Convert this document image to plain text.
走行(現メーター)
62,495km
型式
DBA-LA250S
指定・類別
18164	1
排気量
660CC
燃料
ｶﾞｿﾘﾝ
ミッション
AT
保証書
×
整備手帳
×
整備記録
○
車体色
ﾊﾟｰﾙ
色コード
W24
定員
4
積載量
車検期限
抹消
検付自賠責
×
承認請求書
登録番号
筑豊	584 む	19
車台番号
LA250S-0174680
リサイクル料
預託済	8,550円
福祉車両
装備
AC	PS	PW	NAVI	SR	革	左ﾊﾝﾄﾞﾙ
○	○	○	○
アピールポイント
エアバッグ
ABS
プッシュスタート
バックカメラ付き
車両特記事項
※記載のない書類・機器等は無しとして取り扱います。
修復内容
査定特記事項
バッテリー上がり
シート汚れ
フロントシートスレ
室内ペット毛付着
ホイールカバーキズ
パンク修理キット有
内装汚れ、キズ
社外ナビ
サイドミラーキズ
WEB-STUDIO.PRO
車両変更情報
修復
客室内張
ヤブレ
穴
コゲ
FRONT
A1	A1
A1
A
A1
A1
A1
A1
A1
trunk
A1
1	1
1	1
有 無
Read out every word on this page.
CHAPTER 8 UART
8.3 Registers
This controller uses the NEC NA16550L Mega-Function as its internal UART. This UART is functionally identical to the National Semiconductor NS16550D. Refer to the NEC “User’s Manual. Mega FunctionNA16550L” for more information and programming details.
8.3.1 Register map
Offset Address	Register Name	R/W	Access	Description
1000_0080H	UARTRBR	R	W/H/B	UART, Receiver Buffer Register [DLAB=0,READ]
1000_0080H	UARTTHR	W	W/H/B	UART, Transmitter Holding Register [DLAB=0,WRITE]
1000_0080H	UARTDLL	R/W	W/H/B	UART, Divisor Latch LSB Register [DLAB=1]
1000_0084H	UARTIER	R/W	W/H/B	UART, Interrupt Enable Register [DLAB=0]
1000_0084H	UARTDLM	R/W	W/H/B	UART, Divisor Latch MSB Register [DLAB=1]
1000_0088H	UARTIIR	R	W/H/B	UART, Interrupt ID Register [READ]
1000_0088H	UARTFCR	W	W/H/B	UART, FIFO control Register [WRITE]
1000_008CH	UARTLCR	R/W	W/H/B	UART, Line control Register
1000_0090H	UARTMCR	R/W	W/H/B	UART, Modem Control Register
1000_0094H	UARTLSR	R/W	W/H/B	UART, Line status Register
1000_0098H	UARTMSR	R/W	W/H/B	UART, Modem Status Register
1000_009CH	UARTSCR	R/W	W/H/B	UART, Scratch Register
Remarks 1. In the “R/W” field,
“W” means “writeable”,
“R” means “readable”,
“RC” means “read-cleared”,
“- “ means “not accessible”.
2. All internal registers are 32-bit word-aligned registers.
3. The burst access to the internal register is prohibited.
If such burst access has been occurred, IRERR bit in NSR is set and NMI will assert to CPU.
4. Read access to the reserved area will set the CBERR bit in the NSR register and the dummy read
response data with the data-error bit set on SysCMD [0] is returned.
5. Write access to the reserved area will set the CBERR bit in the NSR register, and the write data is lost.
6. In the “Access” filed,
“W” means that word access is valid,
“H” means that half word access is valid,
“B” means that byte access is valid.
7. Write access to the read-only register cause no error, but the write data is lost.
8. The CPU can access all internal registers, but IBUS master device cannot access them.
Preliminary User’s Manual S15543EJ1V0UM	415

__Task to carry out__.
Each line of the material above needs to be quoted exactly, please.

__Response to the exercise__.
Convert this document image to plain text.
走行(現メーター)
62,495km
型式
DBA-LA250S
指定・類別
18164	1
排気量
660CC
燃料
ｶﾞｿﾘﾝ
ミッション
AT
保証書
×
整備手帳
×
整備記録
○
車体色
ﾊﾟｰﾙ
色コード
W24
定員
4
積載量
車検期限
抹消
検付自賠責
×
承認請求書
登録番号
筑豊	584 む	19
車台番号
LA250S-0174680
リサイクル料
預託済	8,550円
福祉車両
装備
AC	PS	PW	NAVI	SR	革	左ﾊﾝﾄﾞﾙ
○	○	○	○
アピールポイント
エアバッグ
ABS
プッシュスタート
バックカメラ付き
車両特記事項
※記載のない書類・機器等は無しとして取り扱います。
修復内容
査定特記事項
バッテリー上がり
シート汚れ
フロントシートスレ
室内ペット毛付着
ホイールカバーキズ
パンク修理キット有
内装汚れ、キズ
社外ナビ
サイドミラーキズ
WEB-STUDIO.PRO
車両変更情報
修復
客室内張
ヤブレ
穴
コゲ
FRONT
A1	A1
A1
A
A1
A1
A1
A1
A1
trunk
A1
1	1
1	1
有 無
Read out every word on this page.
CHAPTER 8 UART
8.3 Registers
This controller uses the NEC NA16550L Mega-Function as its internal UART. This UART is functionally identical to the National Semiconductor NS16550D. Refer to the NEC “User’s Manual. Mega FunctionNA16550L” for more information and programming details.
8.3.1 Register map
Offset Address	Register Name	R/W	Access	Description
1000_0080H	UARTRBR	R	W/H/B	UART, Receiver Buffer Register [DLAB=0,READ]
1000_0080H	UARTTHR	W	W/H/B	UART, Transmitter Holding Register [DLAB=0,WRITE]
1000_0080H	UARTDLL	R/W	W/H/B	UART, Divisor Latch LSB Register [DLAB=1]
1000_0084H	UARTIER	R/W	W/H/B	UART, Interrupt Enable Register [DLAB=0]
1000_0084H	UARTDLM	R/W	W/H/B	UART, Divisor Latch MSB Register [DLAB=1]
1000_0088H	UARTIIR	R	W/H/B	UART, Interrupt ID Register [READ]
1000_0088H	UARTFCR	W	W/H/B	UART, FIFO control Register [WRITE]
1000_008CH	UARTLCR	R/W	W/H/B	UART, Line control Register
1000_0090H	UARTMCR	R/W	W/H/B	UART, Modem Control Register
1000_0094H	UARTLSR	R/W	W/H/B	UART, Line status Register
1000_0098H	UARTMSR	R/W	W/H/B	UART, Modem Status Register
1000_009CH	UARTSCR	R/W	W/H/B	UART, Scratch Register
Remarks 1. In the “R/W” field,
“W” means “writeable”,
“R” means “readable”,
“RC” means “read-cleared”,
“- “ means “not accessible”.
2. All internal registers are 32-bit word-aligned registers.
3. The burst access to the internal register is prohibited.
If such burst access has been occurred, IRERR bit in NSR is set and NMI will assert to CPU.
4. Read access to the reserved area will set the CBERR bit in the NSR register and the dummy read
response data with the data-error bit set on SysCMD [0] is returned.
5. Write access to the reserved area will set the CBERR bit in the NSR register, and the write data is lost.
6. In the “Access” filed,
“W” means that word access is valid,
“H” means that half word access is valid,
“B” means that byte access is valid.
7. Write access to the read-only register cause no error, but the write data is lost.
8. The CPU can access all internal registers, but IBUS master device cannot access them.
Preliminary User’s Manual S15543EJ1V0UM	415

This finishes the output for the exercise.